*Source records*
··········
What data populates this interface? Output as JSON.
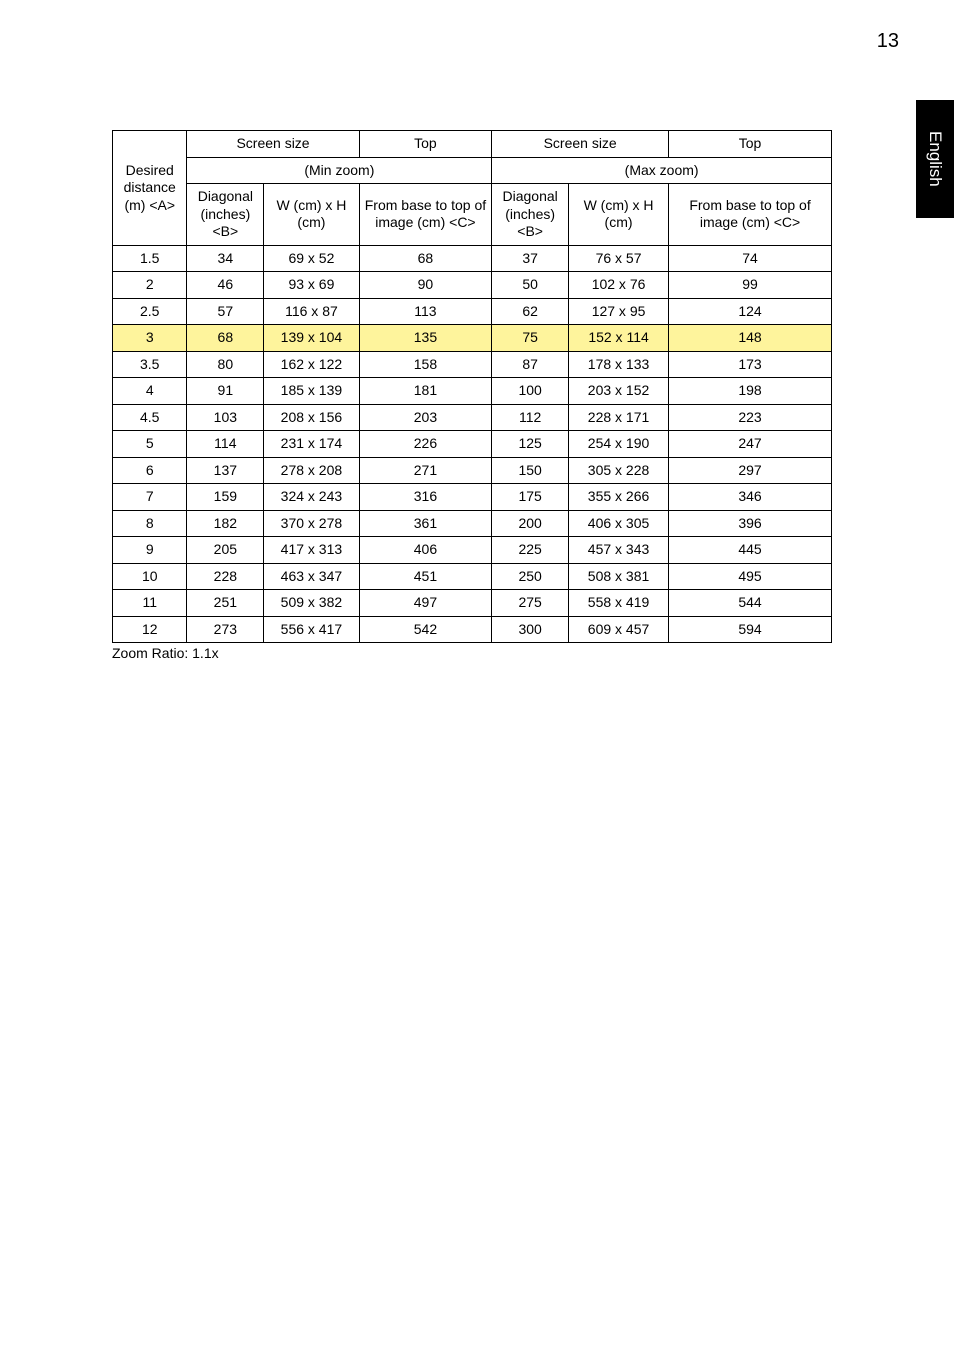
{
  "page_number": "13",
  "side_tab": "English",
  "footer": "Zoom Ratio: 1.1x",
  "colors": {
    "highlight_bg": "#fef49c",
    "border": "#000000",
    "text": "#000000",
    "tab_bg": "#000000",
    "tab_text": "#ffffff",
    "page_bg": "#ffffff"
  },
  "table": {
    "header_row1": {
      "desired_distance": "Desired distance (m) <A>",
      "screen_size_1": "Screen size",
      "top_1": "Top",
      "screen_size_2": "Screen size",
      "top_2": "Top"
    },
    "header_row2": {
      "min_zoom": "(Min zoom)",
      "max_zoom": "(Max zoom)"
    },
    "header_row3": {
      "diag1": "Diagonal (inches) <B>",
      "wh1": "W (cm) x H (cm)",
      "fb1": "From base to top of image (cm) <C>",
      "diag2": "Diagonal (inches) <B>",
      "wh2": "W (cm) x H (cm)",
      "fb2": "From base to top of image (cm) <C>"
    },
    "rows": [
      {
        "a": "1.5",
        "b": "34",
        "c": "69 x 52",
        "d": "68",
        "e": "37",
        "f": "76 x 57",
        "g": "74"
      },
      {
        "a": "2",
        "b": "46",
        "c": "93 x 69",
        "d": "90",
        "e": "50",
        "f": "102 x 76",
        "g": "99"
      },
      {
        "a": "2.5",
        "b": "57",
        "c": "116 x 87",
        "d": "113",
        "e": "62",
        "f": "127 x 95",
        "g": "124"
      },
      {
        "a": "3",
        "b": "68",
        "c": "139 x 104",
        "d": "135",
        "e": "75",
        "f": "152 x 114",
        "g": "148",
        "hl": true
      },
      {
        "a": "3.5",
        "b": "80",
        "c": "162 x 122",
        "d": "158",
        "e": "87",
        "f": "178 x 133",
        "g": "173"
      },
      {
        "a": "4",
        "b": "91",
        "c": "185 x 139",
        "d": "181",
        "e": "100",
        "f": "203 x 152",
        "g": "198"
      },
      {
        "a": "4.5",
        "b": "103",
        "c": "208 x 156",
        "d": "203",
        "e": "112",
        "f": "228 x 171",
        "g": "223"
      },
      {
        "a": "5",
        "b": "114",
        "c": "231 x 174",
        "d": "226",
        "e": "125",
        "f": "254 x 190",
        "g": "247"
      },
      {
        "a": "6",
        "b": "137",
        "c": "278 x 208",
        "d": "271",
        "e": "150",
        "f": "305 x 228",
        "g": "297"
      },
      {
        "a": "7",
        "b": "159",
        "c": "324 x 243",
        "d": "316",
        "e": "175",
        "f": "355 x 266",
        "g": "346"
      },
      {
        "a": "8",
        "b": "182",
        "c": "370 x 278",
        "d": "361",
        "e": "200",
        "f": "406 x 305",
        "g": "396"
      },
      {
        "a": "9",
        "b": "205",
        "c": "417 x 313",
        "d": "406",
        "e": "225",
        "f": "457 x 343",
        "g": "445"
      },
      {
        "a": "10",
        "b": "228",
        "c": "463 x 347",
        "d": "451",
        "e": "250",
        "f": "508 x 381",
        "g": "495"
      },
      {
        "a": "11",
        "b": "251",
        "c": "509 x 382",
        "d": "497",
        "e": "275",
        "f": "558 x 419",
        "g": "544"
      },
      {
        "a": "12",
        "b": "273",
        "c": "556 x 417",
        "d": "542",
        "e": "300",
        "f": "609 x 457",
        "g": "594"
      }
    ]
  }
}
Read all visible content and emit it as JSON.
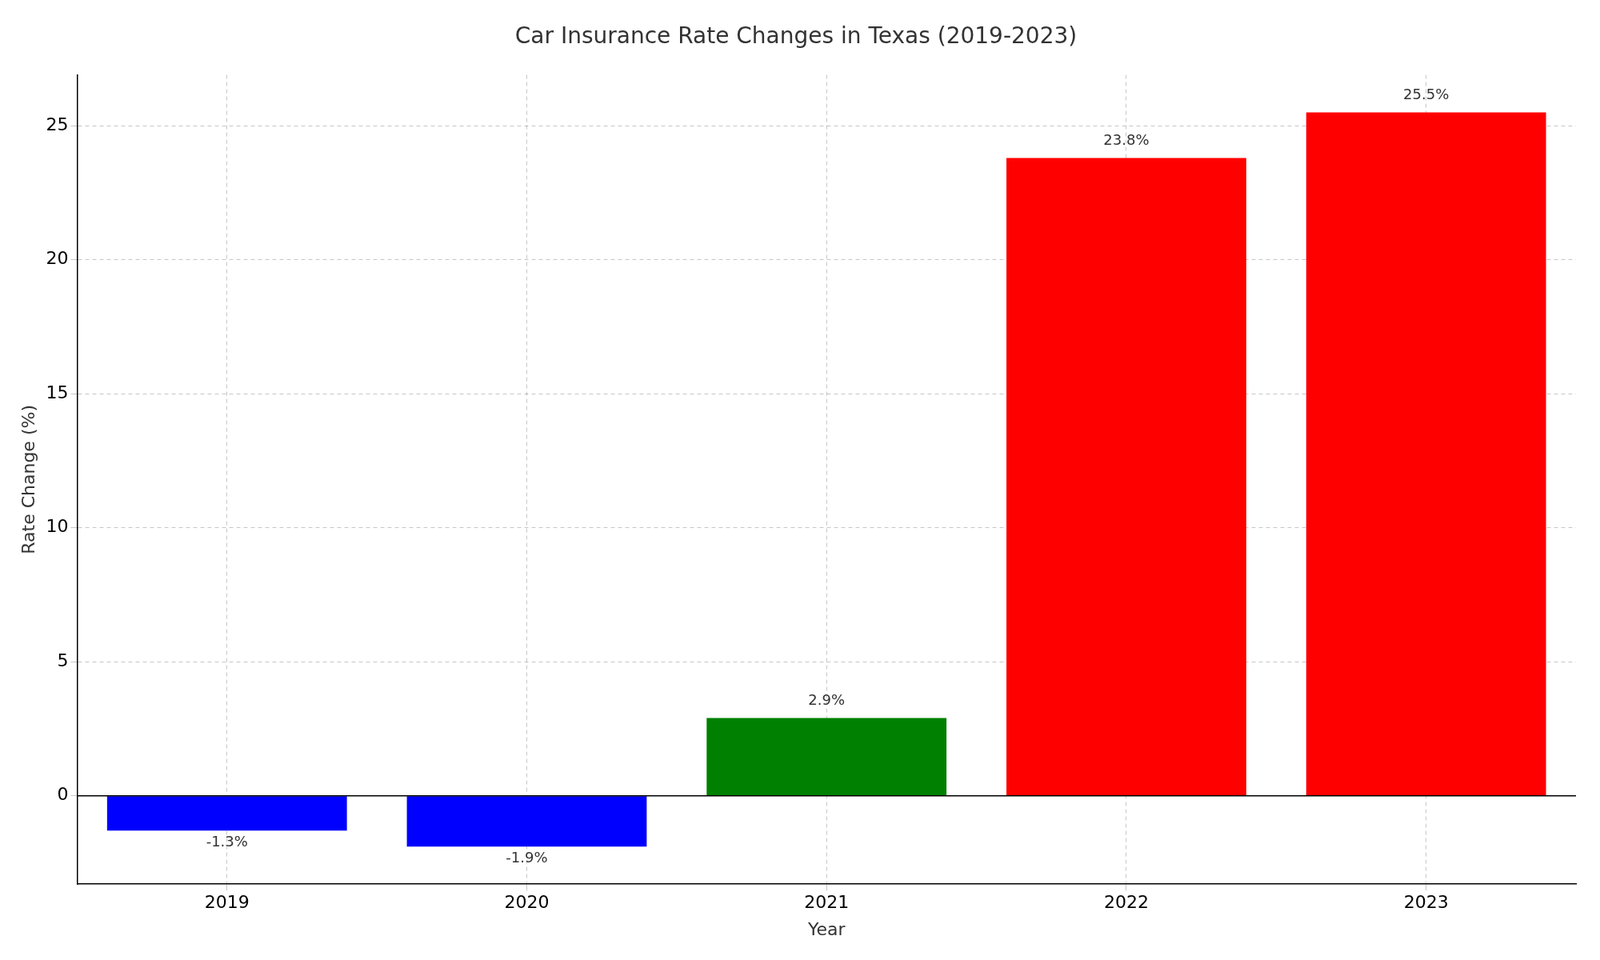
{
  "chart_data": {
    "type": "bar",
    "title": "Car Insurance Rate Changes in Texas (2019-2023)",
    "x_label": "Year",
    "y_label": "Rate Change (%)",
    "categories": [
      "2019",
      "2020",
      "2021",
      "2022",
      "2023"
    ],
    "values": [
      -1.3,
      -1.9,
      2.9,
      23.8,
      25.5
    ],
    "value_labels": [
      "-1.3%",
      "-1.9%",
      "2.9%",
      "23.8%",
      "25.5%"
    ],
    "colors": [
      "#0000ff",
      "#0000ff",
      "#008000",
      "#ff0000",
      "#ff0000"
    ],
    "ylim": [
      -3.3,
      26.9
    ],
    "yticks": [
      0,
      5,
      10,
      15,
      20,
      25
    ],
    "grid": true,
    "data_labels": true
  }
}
··········
*What to do*
Go through the material and select each line with the string "JSON" in it.

*Output for this task*
What data populates this interface? Output as JSON.
Read all visible content and emit it as JSON.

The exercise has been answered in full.